(Records about charts and figures)

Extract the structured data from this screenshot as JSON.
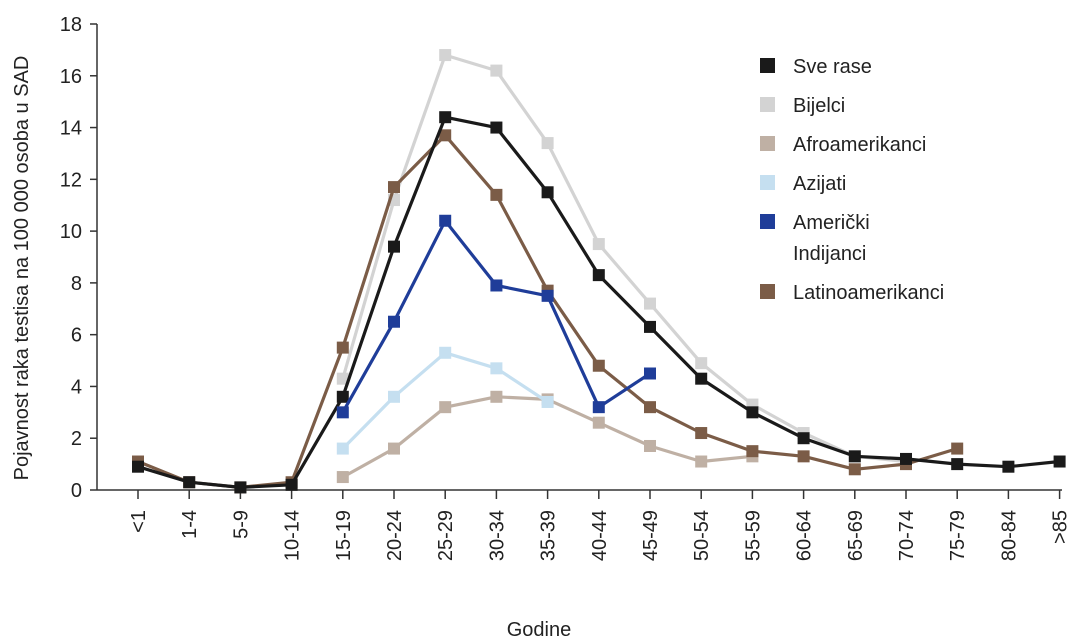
{
  "chart_data": {
    "type": "line",
    "categories": [
      "<1",
      "1-4",
      "5-9",
      "10-14",
      "15-19",
      "20-24",
      "25-29",
      "30-34",
      "35-39",
      "40-44",
      "45-49",
      "50-54",
      "55-59",
      "60-64",
      "65-69",
      "70-74",
      "75-79",
      "80-84",
      ">85"
    ],
    "xlabel": "Godine",
    "ylabel": "Pojavnost raka testisa na 100 000 osoba u SAD",
    "ylim": [
      0,
      18
    ],
    "yticks": [
      0,
      2,
      4,
      6,
      8,
      10,
      12,
      14,
      16,
      18
    ],
    "grid": false,
    "legend_position": "top-right",
    "series": [
      {
        "name": "Bijelci",
        "color": "#d3d3d3",
        "values": [
          null,
          null,
          null,
          null,
          4.3,
          11.2,
          16.8,
          16.2,
          13.4,
          9.5,
          7.2,
          4.9,
          3.3,
          2.2,
          1.3,
          1.1,
          null,
          null,
          null
        ]
      },
      {
        "name": "Afroamerikanci",
        "color": "#bfb0a4",
        "values": [
          null,
          null,
          null,
          null,
          0.5,
          1.6,
          3.2,
          3.6,
          3.5,
          2.6,
          1.7,
          1.1,
          1.3,
          null,
          null,
          null,
          null,
          null,
          null
        ]
      },
      {
        "name": "Azijati",
        "color": "#c5dff0",
        "values": [
          null,
          null,
          null,
          null,
          1.6,
          3.6,
          5.3,
          4.7,
          3.4,
          null,
          null,
          null,
          null,
          null,
          null,
          null,
          null,
          null,
          null
        ]
      },
      {
        "name": "Latinoamerikanci",
        "color": "#7b5c47",
        "values": [
          1.1,
          0.3,
          0.1,
          0.3,
          5.5,
          11.7,
          13.7,
          11.4,
          7.7,
          4.8,
          3.2,
          2.2,
          1.5,
          1.3,
          0.8,
          1.0,
          1.6,
          null,
          null
        ]
      },
      {
        "name": "Sve rase",
        "color": "#1a1a1a",
        "values": [
          0.9,
          0.3,
          0.1,
          0.2,
          3.6,
          9.4,
          14.4,
          14.0,
          11.5,
          8.3,
          6.3,
          4.3,
          3.0,
          2.0,
          1.3,
          1.2,
          1.0,
          0.9,
          1.1
        ]
      },
      {
        "name": "Američki Indijanci",
        "color": "#1f3d99",
        "values": [
          null,
          null,
          null,
          null,
          3.0,
          6.5,
          10.4,
          7.9,
          7.5,
          3.2,
          4.5,
          null,
          null,
          null,
          null,
          null,
          null,
          null,
          null
        ]
      }
    ],
    "legend": [
      {
        "label": "Sve rase",
        "color": "#1a1a1a",
        "lines": [
          "Sve rase"
        ]
      },
      {
        "label": "Bijelci",
        "color": "#d3d3d3",
        "lines": [
          "Bijelci"
        ]
      },
      {
        "label": "Afroamerikanci",
        "color": "#bfb0a4",
        "lines": [
          "Afroamerikanci"
        ]
      },
      {
        "label": "Azijati",
        "color": "#c5dff0",
        "lines": [
          "Azijati"
        ]
      },
      {
        "label": "Američki Indijanci",
        "color": "#1f3d99",
        "lines": [
          "Američki",
          "Indijanci"
        ]
      },
      {
        "label": "Latinoamerikanci",
        "color": "#7b5c47",
        "lines": [
          "Latinoamerikanci"
        ]
      }
    ]
  }
}
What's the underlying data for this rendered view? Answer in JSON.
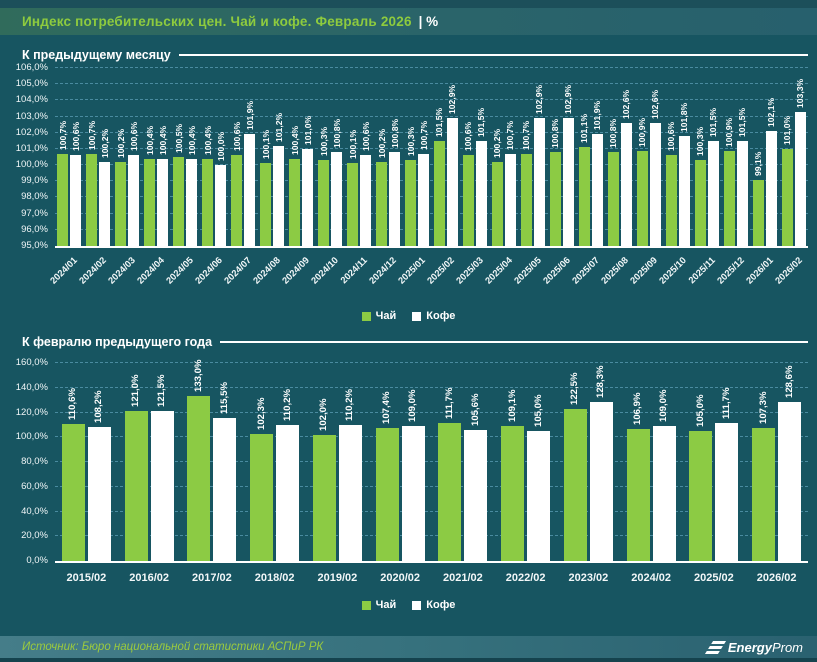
{
  "header": {
    "title": "Индекс потребительских цен. Чай и кофе. Февраль 2026",
    "suffix": "| %"
  },
  "colors": {
    "tea": "#8ccb44",
    "coffee": "#ffffff",
    "background": "#175561",
    "accent_green": "#8ecb3e",
    "gridline": "#4a8ba0"
  },
  "legend": {
    "tea": "Чай",
    "coffee": "Кофе"
  },
  "footer": {
    "source": "Источник: Бюро национальной статистики АСПиР РК",
    "logo_bold": "Energy",
    "logo_light": "Prom"
  },
  "chart_data": [
    {
      "type": "bar",
      "title": "К предыдущему месяцу",
      "categories": [
        "2024/01",
        "2024/02",
        "2024/03",
        "2024/04",
        "2024/05",
        "2024/06",
        "2024/07",
        "2024/08",
        "2024/09",
        "2024/10",
        "2024/11",
        "2024/12",
        "2025/01",
        "2025/02",
        "2025/03",
        "2025/04",
        "2025/05",
        "2025/06",
        "2025/07",
        "2025/08",
        "2025/09",
        "2025/10",
        "2025/11",
        "2025/12",
        "2026/01",
        "2026/02"
      ],
      "series": [
        {
          "name": "Чай",
          "values": [
            100.7,
            100.7,
            100.2,
            100.4,
            100.5,
            100.4,
            100.6,
            100.1,
            100.4,
            100.3,
            100.1,
            100.2,
            100.3,
            101.5,
            100.6,
            100.2,
            100.7,
            100.8,
            101.1,
            100.8,
            100.9,
            100.6,
            100.3,
            100.9,
            99.1,
            101.0
          ]
        },
        {
          "name": "Кофе",
          "values": [
            100.6,
            100.2,
            100.6,
            100.4,
            100.4,
            100.0,
            101.9,
            101.2,
            101.0,
            100.8,
            100.6,
            100.8,
            100.7,
            102.9,
            101.5,
            100.7,
            102.9,
            102.9,
            101.9,
            102.6,
            102.6,
            101.8,
            101.5,
            101.5,
            102.1,
            103.3
          ]
        }
      ],
      "ylim": [
        95,
        106
      ],
      "ytick_step": 1,
      "grid": true,
      "legend_position": "bottom",
      "value_labels": "rotated, format 0,0%",
      "xlabel": "",
      "ylabel": ""
    },
    {
      "type": "bar",
      "title": "К февралю предыдущего года",
      "categories": [
        "2015/02",
        "2016/02",
        "2017/02",
        "2018/02",
        "2019/02",
        "2020/02",
        "2021/02",
        "2022/02",
        "2023/02",
        "2024/02",
        "2025/02",
        "2026/02"
      ],
      "series": [
        {
          "name": "Чай",
          "values": [
            110.6,
            121.0,
            133.0,
            102.3,
            102.0,
            107.4,
            111.7,
            109.1,
            122.5,
            106.9,
            105.0,
            107.3
          ]
        },
        {
          "name": "Кофе",
          "values": [
            108.2,
            121.5,
            115.5,
            110.2,
            110.2,
            109.0,
            105.6,
            105.0,
            128.3,
            109.0,
            111.7,
            128.6
          ]
        }
      ],
      "ylim": [
        0,
        160
      ],
      "ytick_step": 20,
      "grid": true,
      "legend_position": "bottom",
      "value_labels": "rotated, format 0,0%",
      "xlabel": "",
      "ylabel": ""
    }
  ]
}
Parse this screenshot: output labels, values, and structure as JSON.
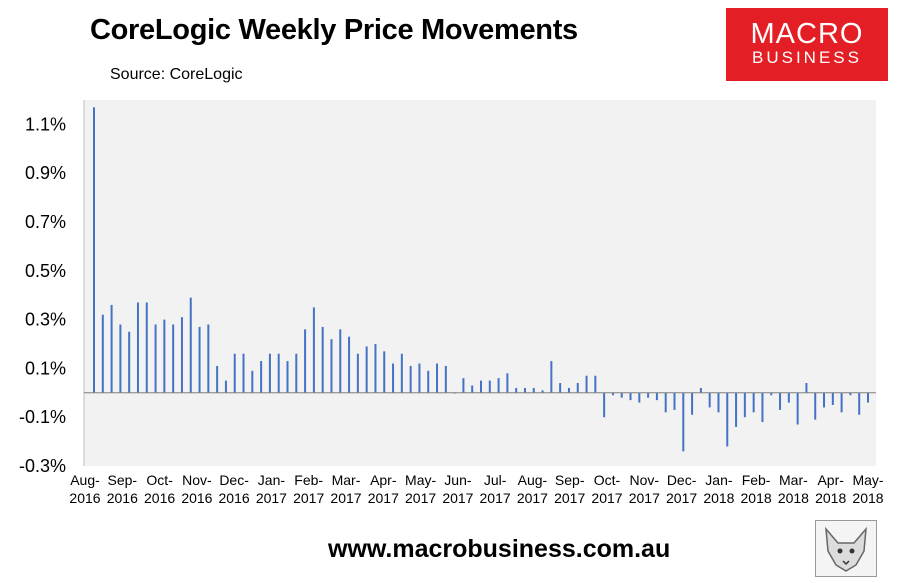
{
  "title": "CoreLogic Weekly Price Movements",
  "subtitle": "Source: CoreLogic",
  "logo": {
    "line1": "MACRO",
    "line2": "BUSINESS"
  },
  "footer": "www.macrobusiness.com.au",
  "colors": {
    "bar": "#4472c4",
    "plot_bg": "#f2f2f2",
    "logo_bg": "#e31e24"
  },
  "chart_data": {
    "type": "bar",
    "title": "CoreLogic Weekly Price Movements",
    "ylim": [
      -0.3,
      1.2
    ],
    "yticks": [
      "1.1%",
      "0.9%",
      "0.7%",
      "0.5%",
      "0.3%",
      "0.1%",
      "-0.1%",
      "-0.3%"
    ],
    "ytick_values": [
      1.1,
      0.9,
      0.7,
      0.5,
      0.3,
      0.1,
      -0.1,
      -0.3
    ],
    "xlabels": [
      [
        "Aug-",
        "2016"
      ],
      [
        "Sep-",
        "2016"
      ],
      [
        "Oct-",
        "2016"
      ],
      [
        "Nov-",
        "2016"
      ],
      [
        "Dec-",
        "2016"
      ],
      [
        "Jan-",
        "2017"
      ],
      [
        "Feb-",
        "2017"
      ],
      [
        "Mar-",
        "2017"
      ],
      [
        "Apr-",
        "2017"
      ],
      [
        "May-",
        "2017"
      ],
      [
        "Jun-",
        "2017"
      ],
      [
        "Jul-",
        "2017"
      ],
      [
        "Aug-",
        "2017"
      ],
      [
        "Sep-",
        "2017"
      ],
      [
        "Oct-",
        "2017"
      ],
      [
        "Nov-",
        "2017"
      ],
      [
        "Dec-",
        "2017"
      ],
      [
        "Jan-",
        "2018"
      ],
      [
        "Feb-",
        "2018"
      ],
      [
        "Mar-",
        "2018"
      ],
      [
        "Apr-",
        "2018"
      ],
      [
        "May-",
        "2018"
      ]
    ],
    "values": [
      1.17,
      0.32,
      0.36,
      0.28,
      0.25,
      0.37,
      0.37,
      0.28,
      0.3,
      0.28,
      0.31,
      0.39,
      0.27,
      0.28,
      0.11,
      0.05,
      0.16,
      0.16,
      0.09,
      0.13,
      0.16,
      0.16,
      0.13,
      0.16,
      0.26,
      0.35,
      0.27,
      0.22,
      0.26,
      0.23,
      0.16,
      0.19,
      0.2,
      0.17,
      0.12,
      0.16,
      0.11,
      0.12,
      0.09,
      0.12,
      0.11,
      0.0,
      0.06,
      0.03,
      0.05,
      0.05,
      0.06,
      0.08,
      0.02,
      0.02,
      0.02,
      0.01,
      0.13,
      0.04,
      0.02,
      0.04,
      0.07,
      0.07,
      -0.1,
      -0.01,
      -0.02,
      -0.03,
      -0.04,
      -0.02,
      -0.03,
      -0.08,
      -0.07,
      -0.24,
      -0.09,
      0.02,
      -0.06,
      -0.08,
      -0.22,
      -0.14,
      -0.1,
      -0.08,
      -0.12,
      -0.01,
      -0.07,
      -0.04,
      -0.13,
      0.04,
      -0.11,
      -0.06,
      -0.05,
      -0.08,
      -0.01,
      -0.09,
      -0.04
    ],
    "grid": false,
    "legend": "none"
  }
}
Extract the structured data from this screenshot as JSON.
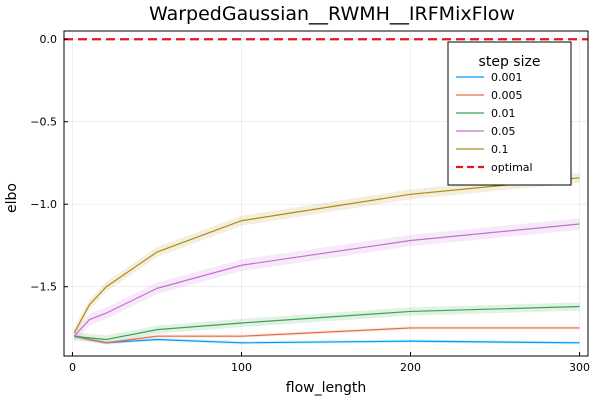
{
  "chart_data": {
    "type": "line",
    "title": "WarpedGaussian__RWMH__IRFMixFlow",
    "xlabel": "flow_length",
    "ylabel": "elbo",
    "xlim": [
      -5,
      305
    ],
    "ylim": [
      -1.92,
      0.05
    ],
    "xticks": [
      0,
      100,
      200,
      300
    ],
    "xtick_labels": [
      "0",
      "100",
      "200",
      "300"
    ],
    "yticks": [
      0.0,
      -0.5,
      -1.0,
      -1.5
    ],
    "ytick_labels": [
      "0.0",
      "−0.5",
      "−1.0",
      "−1.5"
    ],
    "grid": true,
    "legend": {
      "title": "step size",
      "placement": "top-right"
    },
    "x": [
      1,
      10,
      20,
      50,
      100,
      200,
      300
    ],
    "series": [
      {
        "name": "0.001",
        "color": "#009AFA",
        "values": [
          -1.8,
          -1.82,
          -1.84,
          -1.82,
          -1.84,
          -1.83,
          -1.84
        ],
        "band": 0.01
      },
      {
        "name": "0.005",
        "color": "#E36F47",
        "values": [
          -1.8,
          -1.82,
          -1.84,
          -1.8,
          -1.8,
          -1.75,
          -1.75
        ],
        "band": 0.01
      },
      {
        "name": "0.01",
        "color": "#3EA44E",
        "values": [
          -1.8,
          -1.81,
          -1.82,
          -1.76,
          -1.72,
          -1.65,
          -1.62
        ],
        "band": 0.025
      },
      {
        "name": "0.05",
        "color": "#C371D2",
        "values": [
          -1.8,
          -1.7,
          -1.66,
          -1.51,
          -1.37,
          -1.22,
          -1.12
        ],
        "band": 0.035
      },
      {
        "name": "0.1",
        "color": "#AC8D18",
        "values": [
          -1.78,
          -1.61,
          -1.5,
          -1.29,
          -1.1,
          -0.94,
          -0.84
        ],
        "band": 0.03
      }
    ],
    "reference_line": {
      "name": "optimal",
      "y": 0.0,
      "color": "#E5191C",
      "style": "dashed"
    }
  }
}
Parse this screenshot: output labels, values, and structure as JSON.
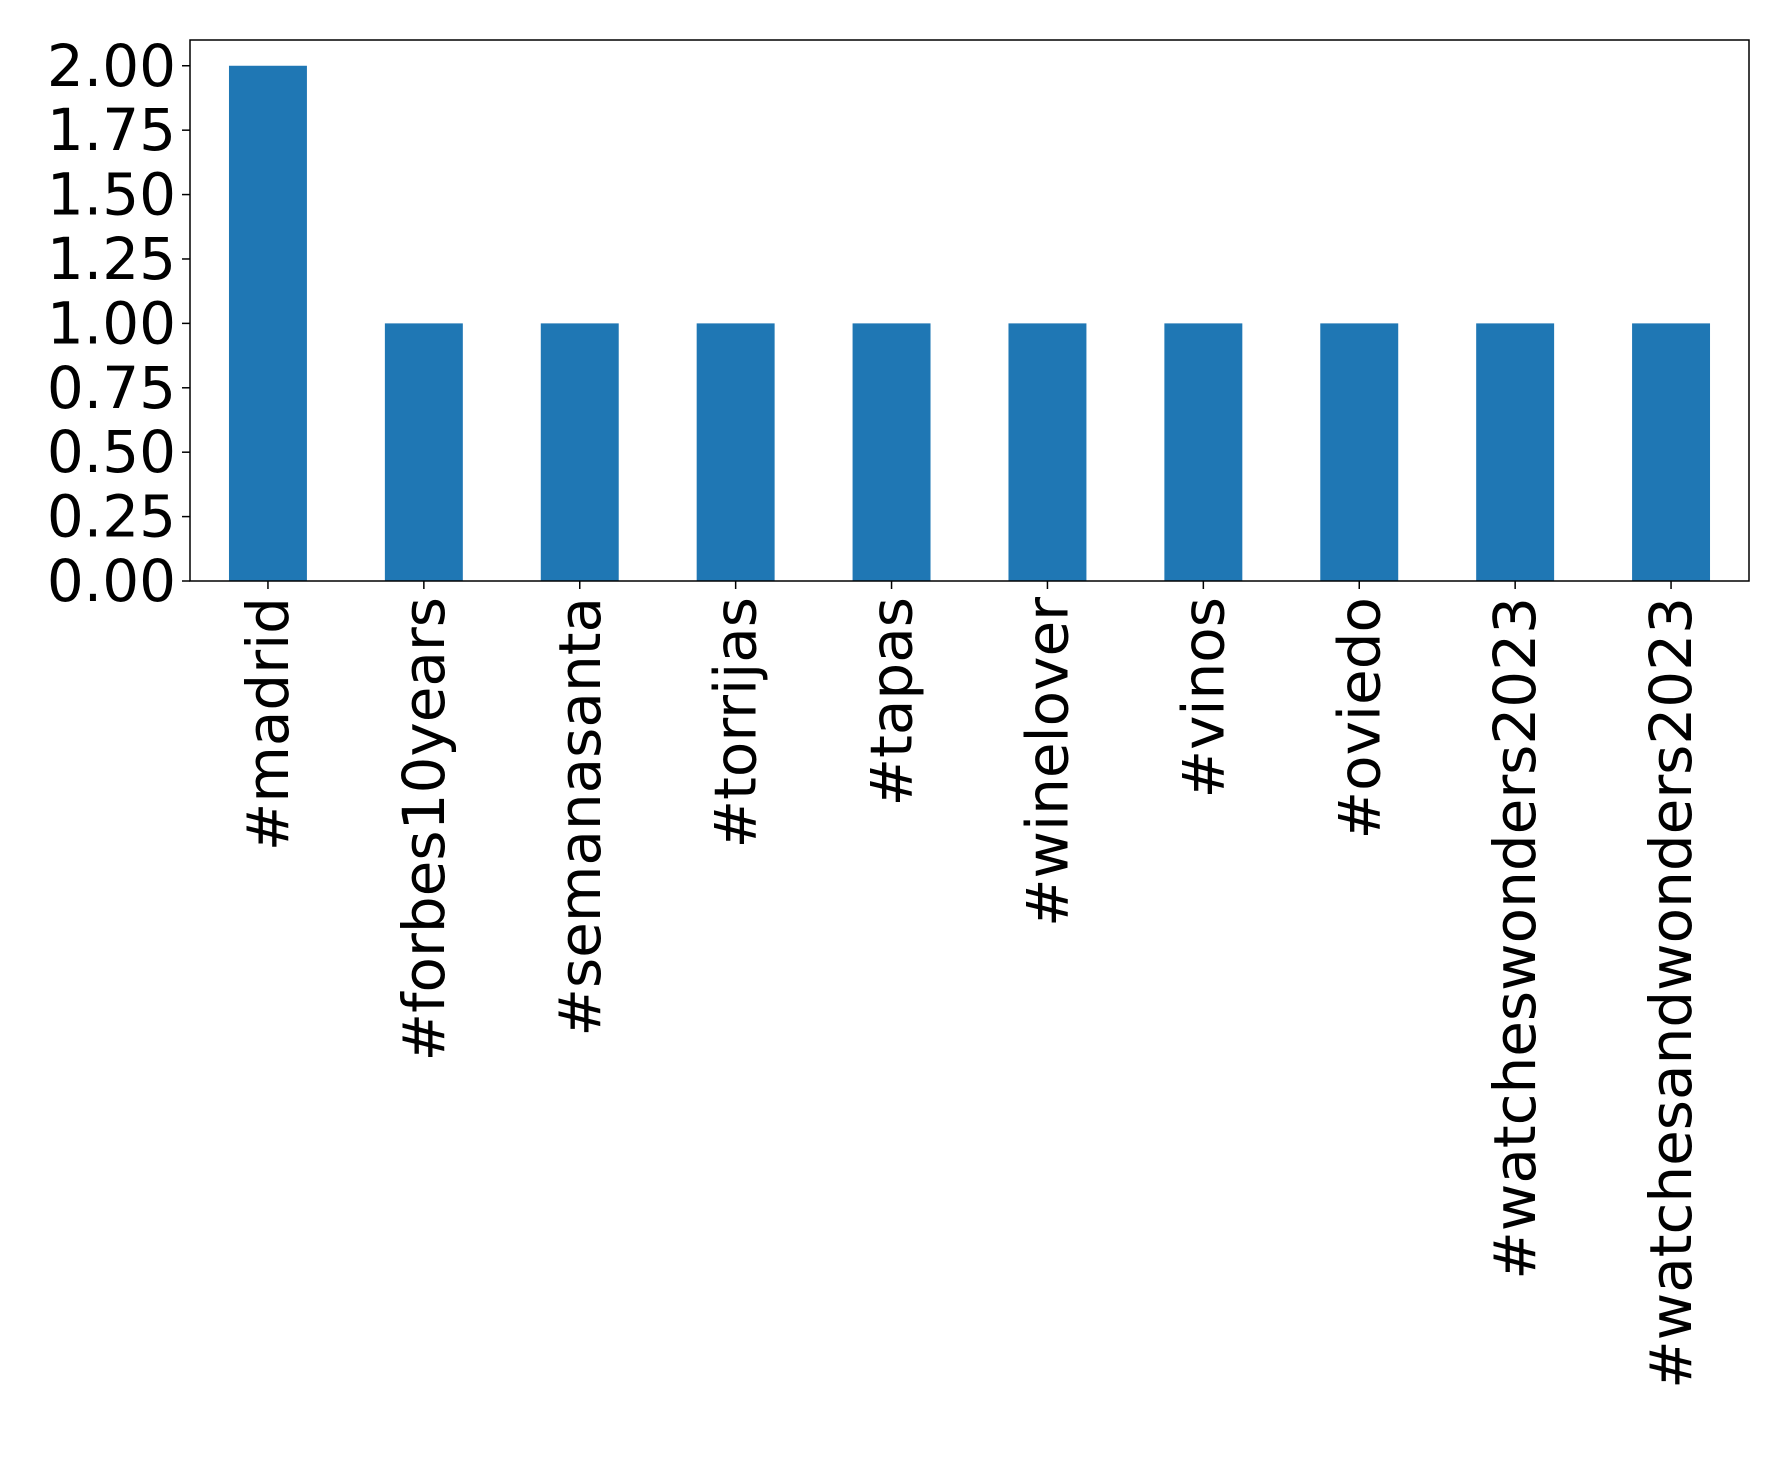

WHAT THE EXERCISE ASKS
Lines containing the string "rase" are to be selected and copied.

THE REPLY
        "name": "Sve rase",
        "label": "Sve rase",
          "Sve rase"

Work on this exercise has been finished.